-- Start Recorded information --
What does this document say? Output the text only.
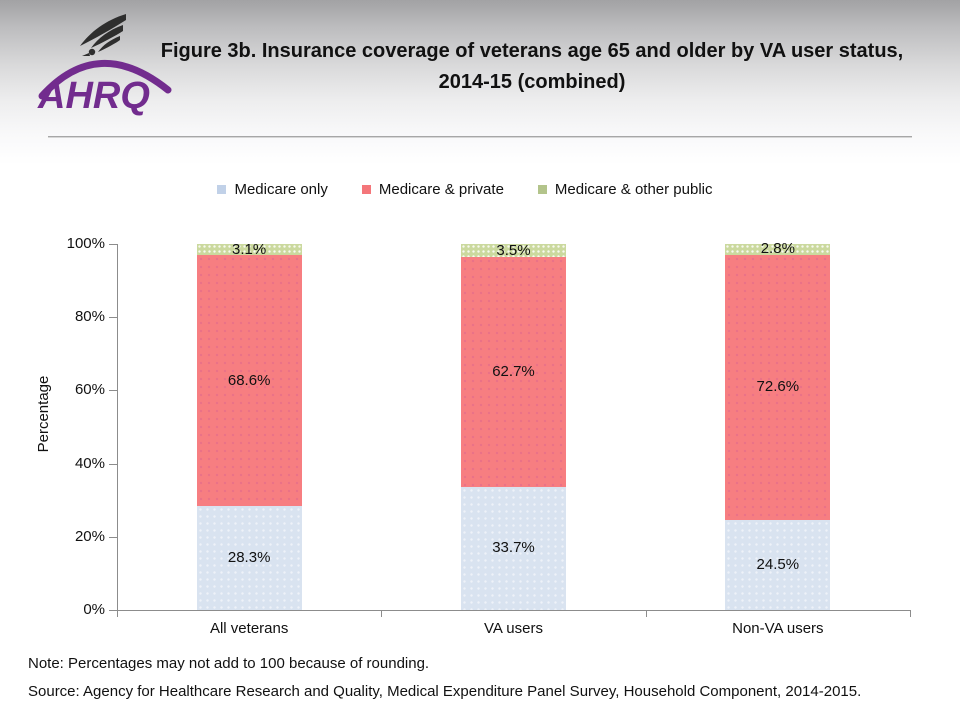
AHRQ
Figure 3b. Insurance coverage of veterans age 65 and older by VA user status, 2014-15 (combined)
Medicare only	Medicare & private	Medicare & other public
Percentage
0%
20%
40%
60%
80%
100%
28.3%
68.6%
3.1%
All veterans
33.7%
62.7%
3.5%
VA users
24.5%
72.6%
2.8%
Non-VA users
Note: Percentages may not add to 100 because of rounding.
Source: Agency for Healthcare Research and Quality, Medical Expenditure Panel Survey, Household Component, 2014-2015.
-- End Recorded information --
**Do this:** Transcribe the preceding listing in its entirety and with exact wording, leaving out pictures.

**Result for this exercise:**
What does this document say? Output the text only.
AHRQ
Figure 3b. Insurance coverage of veterans age 65 and older by VA user status, 2014-15 (combined)
Medicare only	Medicare & private	Medicare & other public
Percentage
0%
20%
40%
60%
80%
100%
28.3%
68.6%
3.1%
All veterans
33.7%
62.7%
3.5%
VA users
24.5%
72.6%
2.8%
Non-VA users
Note: Percentages may not add to 100 because of rounding.
Source: Agency for Healthcare Research and Quality, Medical Expenditure Panel Survey, Household Component, 2014-2015.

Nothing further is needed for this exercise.